Your instructions: Your task is to repeat all of the material exactly.

Data to process:
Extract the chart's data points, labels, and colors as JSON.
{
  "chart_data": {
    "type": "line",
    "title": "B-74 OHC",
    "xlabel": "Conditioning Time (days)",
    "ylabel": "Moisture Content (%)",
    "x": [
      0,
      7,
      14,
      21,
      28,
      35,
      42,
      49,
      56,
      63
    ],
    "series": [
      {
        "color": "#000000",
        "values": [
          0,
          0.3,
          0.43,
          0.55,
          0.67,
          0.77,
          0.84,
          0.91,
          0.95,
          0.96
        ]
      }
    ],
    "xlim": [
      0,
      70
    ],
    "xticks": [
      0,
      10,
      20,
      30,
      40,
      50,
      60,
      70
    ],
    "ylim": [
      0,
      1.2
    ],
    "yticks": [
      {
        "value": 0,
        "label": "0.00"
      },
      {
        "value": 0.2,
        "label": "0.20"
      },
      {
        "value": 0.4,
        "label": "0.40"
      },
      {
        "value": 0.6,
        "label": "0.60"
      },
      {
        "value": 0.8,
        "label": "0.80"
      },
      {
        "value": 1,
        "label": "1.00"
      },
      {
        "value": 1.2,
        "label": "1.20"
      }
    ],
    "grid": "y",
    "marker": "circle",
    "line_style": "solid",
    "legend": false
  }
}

Response below:
Extract the chart's data points, labels, and colors as JSON.
{
  "chart_data": {
    "type": "line",
    "title": "B-74 OHC",
    "xlabel": "Conditioning Time (days)",
    "ylabel": "Moisture Content (%)",
    "x": [
      0,
      7,
      14,
      21,
      28,
      35,
      42,
      49,
      56,
      63
    ],
    "series": [
      {
        "color": "#000000",
        "values": [
          0,
          0.3,
          0.43,
          0.55,
          0.67,
          0.77,
          0.84,
          0.91,
          0.95,
          0.96
        ]
      }
    ],
    "xlim": [
      0,
      70
    ],
    "xticks": [
      0,
      10,
      20,
      30,
      40,
      50,
      60,
      70
    ],
    "ylim": [
      0,
      1.2
    ],
    "yticks": [
      {
        "value": 0,
        "label": "0.00"
      },
      {
        "value": 0.2,
        "label": "0.20"
      },
      {
        "value": 0.4,
        "label": "0.40"
      },
      {
        "value": 0.6,
        "label": "0.60"
      },
      {
        "value": 0.8,
        "label": "0.80"
      },
      {
        "value": 1,
        "label": "1.00"
      },
      {
        "value": 1.2,
        "label": "1.20"
      }
    ],
    "grid": "y",
    "marker": "circle",
    "line_style": "solid",
    "legend": false
  }
}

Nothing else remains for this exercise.